▶ _WHAT YOU HAVE TO DO_
Wherever a line holds the string "JSON", copy that line.

▶ _Items listed in a dataset_
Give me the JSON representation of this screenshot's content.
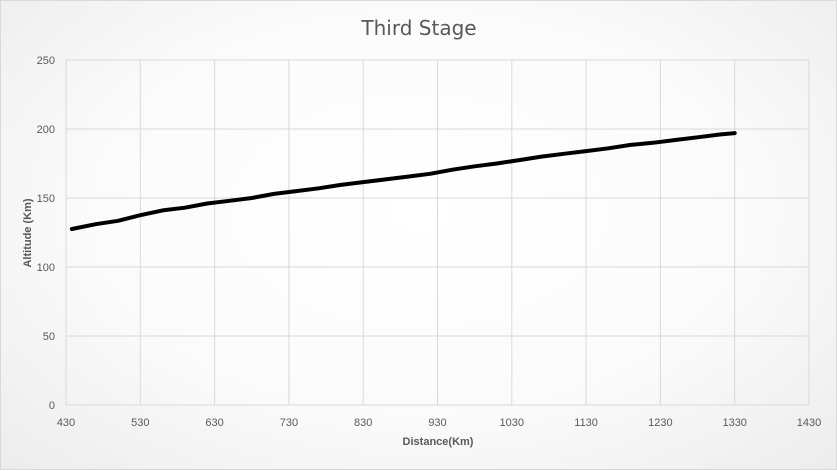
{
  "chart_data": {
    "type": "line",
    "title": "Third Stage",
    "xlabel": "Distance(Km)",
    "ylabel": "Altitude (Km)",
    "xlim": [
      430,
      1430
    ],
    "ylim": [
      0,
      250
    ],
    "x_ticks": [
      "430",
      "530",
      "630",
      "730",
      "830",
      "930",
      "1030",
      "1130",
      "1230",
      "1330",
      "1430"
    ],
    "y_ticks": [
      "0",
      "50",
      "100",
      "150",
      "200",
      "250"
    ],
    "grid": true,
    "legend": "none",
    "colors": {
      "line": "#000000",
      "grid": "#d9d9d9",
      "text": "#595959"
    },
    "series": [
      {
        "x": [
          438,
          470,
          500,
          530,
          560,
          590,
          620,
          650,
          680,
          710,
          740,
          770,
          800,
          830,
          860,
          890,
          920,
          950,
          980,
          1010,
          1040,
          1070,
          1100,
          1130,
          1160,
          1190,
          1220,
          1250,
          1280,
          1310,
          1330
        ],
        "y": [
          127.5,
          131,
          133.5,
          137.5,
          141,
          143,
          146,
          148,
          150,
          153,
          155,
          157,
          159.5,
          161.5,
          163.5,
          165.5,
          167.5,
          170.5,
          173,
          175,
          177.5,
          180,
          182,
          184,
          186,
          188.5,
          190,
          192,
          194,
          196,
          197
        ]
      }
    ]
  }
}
==
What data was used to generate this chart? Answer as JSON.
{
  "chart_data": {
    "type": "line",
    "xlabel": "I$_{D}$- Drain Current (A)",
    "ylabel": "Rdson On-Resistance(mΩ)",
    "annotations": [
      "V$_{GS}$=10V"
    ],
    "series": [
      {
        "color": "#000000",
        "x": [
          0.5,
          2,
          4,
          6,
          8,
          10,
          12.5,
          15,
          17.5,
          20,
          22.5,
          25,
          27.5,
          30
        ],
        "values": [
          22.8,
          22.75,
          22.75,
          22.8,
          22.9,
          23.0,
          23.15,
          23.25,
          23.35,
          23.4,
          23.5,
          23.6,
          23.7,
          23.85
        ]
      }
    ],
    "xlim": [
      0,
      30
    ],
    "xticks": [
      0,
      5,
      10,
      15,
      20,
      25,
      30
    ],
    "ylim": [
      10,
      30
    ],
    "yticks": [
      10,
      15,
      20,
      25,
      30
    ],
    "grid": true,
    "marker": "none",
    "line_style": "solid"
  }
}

▶ _WRITTEN REPLY_
Give me the JSON representation of this screenshot's content.
What data was used to generate this chart? Answer as JSON.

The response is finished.